>> Begin
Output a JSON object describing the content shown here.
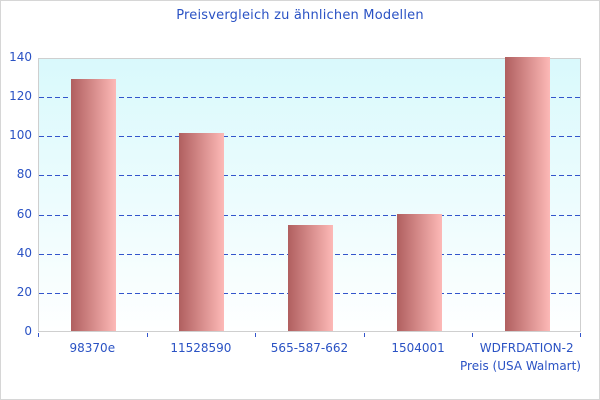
{
  "chart_data": {
    "type": "bar",
    "title": "Preisvergleich zu ähnlichen Modellen",
    "xlabel": "Preis (USA Walmart)",
    "ylabel": "",
    "categories": [
      "98370e",
      "11528590",
      "565-587-662",
      "1504001",
      "WDFRDATION-2"
    ],
    "values": [
      129,
      101,
      54,
      60,
      140
    ],
    "ylim": [
      0,
      140
    ],
    "yticks": [
      0,
      20,
      40,
      60,
      80,
      100,
      120,
      140
    ],
    "grid": "horizontal-dashed",
    "legend": "none",
    "colors": {
      "text": "#2a52c4",
      "gridline": "#3355cc",
      "tick": "#3355cc",
      "bar_gradient_left": "#b05f5f",
      "bar_gradient_right": "#fdb9b7",
      "plot_bg_top": "#d9f9fc",
      "plot_bg_bottom": "#feffff",
      "plot_border": "#cfcfcf",
      "frame_border": "#d6d6d6"
    }
  }
}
>> End
→ **JOB**
Print the entries above exactly, taking out only the pictures.

→ **SOLUTION TO THIS EXERCISE**
Output a JSON object describing the content shown here.
{
  "chart_data": {
    "type": "bar",
    "title": "Preisvergleich zu ähnlichen Modellen",
    "xlabel": "Preis (USA Walmart)",
    "ylabel": "",
    "categories": [
      "98370e",
      "11528590",
      "565-587-662",
      "1504001",
      "WDFRDATION-2"
    ],
    "values": [
      129,
      101,
      54,
      60,
      140
    ],
    "ylim": [
      0,
      140
    ],
    "yticks": [
      0,
      20,
      40,
      60,
      80,
      100,
      120,
      140
    ],
    "grid": "horizontal-dashed",
    "legend": "none",
    "colors": {
      "text": "#2a52c4",
      "gridline": "#3355cc",
      "tick": "#3355cc",
      "bar_gradient_left": "#b05f5f",
      "bar_gradient_right": "#fdb9b7",
      "plot_bg_top": "#d9f9fc",
      "plot_bg_bottom": "#feffff",
      "plot_border": "#cfcfcf",
      "frame_border": "#d6d6d6"
    }
  }
}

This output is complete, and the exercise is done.